Find all the lines with "content" and gather them.

[START]

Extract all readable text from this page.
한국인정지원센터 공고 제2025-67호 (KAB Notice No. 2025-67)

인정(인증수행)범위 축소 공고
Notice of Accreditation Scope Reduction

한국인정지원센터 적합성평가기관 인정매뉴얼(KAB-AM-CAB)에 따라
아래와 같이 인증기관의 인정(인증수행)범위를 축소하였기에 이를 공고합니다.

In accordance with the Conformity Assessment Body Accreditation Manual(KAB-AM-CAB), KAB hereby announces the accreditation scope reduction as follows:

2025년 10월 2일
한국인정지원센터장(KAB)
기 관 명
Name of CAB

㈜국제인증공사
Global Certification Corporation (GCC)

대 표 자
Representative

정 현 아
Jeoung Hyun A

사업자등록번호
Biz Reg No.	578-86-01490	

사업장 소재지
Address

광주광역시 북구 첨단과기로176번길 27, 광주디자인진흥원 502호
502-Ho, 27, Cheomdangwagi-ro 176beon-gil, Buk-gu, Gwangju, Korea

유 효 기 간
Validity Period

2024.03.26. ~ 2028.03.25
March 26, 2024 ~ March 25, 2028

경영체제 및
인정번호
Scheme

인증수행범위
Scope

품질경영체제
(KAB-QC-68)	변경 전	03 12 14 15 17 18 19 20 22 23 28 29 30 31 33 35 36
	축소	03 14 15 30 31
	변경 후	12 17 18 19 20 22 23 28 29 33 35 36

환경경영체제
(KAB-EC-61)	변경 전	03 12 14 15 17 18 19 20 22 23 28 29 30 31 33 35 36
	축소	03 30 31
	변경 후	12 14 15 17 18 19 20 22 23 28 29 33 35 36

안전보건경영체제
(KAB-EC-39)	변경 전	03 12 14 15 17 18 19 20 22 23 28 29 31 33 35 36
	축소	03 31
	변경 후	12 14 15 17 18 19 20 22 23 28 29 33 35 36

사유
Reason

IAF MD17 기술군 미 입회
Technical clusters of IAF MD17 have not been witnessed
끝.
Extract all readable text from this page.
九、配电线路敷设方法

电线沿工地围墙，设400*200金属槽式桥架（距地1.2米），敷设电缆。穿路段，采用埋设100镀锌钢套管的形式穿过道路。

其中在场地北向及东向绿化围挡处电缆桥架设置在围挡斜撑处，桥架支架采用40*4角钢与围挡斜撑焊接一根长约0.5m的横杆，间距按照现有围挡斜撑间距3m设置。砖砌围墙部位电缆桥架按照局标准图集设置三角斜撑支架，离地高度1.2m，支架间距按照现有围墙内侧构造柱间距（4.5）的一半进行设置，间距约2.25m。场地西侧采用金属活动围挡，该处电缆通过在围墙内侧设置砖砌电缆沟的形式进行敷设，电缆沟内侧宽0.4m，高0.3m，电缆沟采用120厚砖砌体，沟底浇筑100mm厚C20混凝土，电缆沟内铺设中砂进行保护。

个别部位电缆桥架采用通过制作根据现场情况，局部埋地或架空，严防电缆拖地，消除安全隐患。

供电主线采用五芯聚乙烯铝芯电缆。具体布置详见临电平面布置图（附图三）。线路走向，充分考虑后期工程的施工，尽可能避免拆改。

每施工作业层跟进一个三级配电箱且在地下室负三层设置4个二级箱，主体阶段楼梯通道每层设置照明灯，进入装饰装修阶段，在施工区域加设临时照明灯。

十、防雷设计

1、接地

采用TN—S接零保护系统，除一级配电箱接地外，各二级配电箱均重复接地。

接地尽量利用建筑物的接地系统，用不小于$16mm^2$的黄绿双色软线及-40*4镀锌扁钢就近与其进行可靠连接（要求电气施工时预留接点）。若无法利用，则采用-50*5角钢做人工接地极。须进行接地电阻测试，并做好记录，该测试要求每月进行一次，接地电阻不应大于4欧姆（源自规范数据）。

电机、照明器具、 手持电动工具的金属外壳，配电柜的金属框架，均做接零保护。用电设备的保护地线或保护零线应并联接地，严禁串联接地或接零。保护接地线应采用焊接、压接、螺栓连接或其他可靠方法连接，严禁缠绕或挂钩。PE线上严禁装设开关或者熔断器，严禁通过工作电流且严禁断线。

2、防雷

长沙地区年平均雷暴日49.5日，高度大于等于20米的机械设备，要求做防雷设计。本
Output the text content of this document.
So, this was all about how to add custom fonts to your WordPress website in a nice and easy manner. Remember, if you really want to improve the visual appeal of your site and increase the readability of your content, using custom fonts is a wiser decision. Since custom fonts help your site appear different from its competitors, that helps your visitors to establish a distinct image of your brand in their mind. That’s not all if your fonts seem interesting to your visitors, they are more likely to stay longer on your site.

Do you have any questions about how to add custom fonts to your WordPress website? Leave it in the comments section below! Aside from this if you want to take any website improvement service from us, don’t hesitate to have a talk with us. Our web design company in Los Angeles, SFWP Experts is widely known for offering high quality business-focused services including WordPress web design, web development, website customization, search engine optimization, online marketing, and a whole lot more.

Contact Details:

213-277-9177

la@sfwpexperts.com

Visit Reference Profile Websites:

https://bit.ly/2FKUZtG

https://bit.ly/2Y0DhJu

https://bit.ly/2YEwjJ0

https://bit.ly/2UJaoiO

[END]

**SOLVED EXERCISE**
Output the text content of this document.
So, this was all about how to add custom fonts to your WordPress website in a nice and easy manner. Remember, if you really want to improve the visual appeal of your site and increase the readability of your content, using custom fonts is a wiser decision. Since custom fonts help your site appear different from its competitors, that helps your visitors to establish a distinct image of your brand in their mind. That’s not all if your fonts seem interesting to your visitors, they are more likely to stay longer on your site.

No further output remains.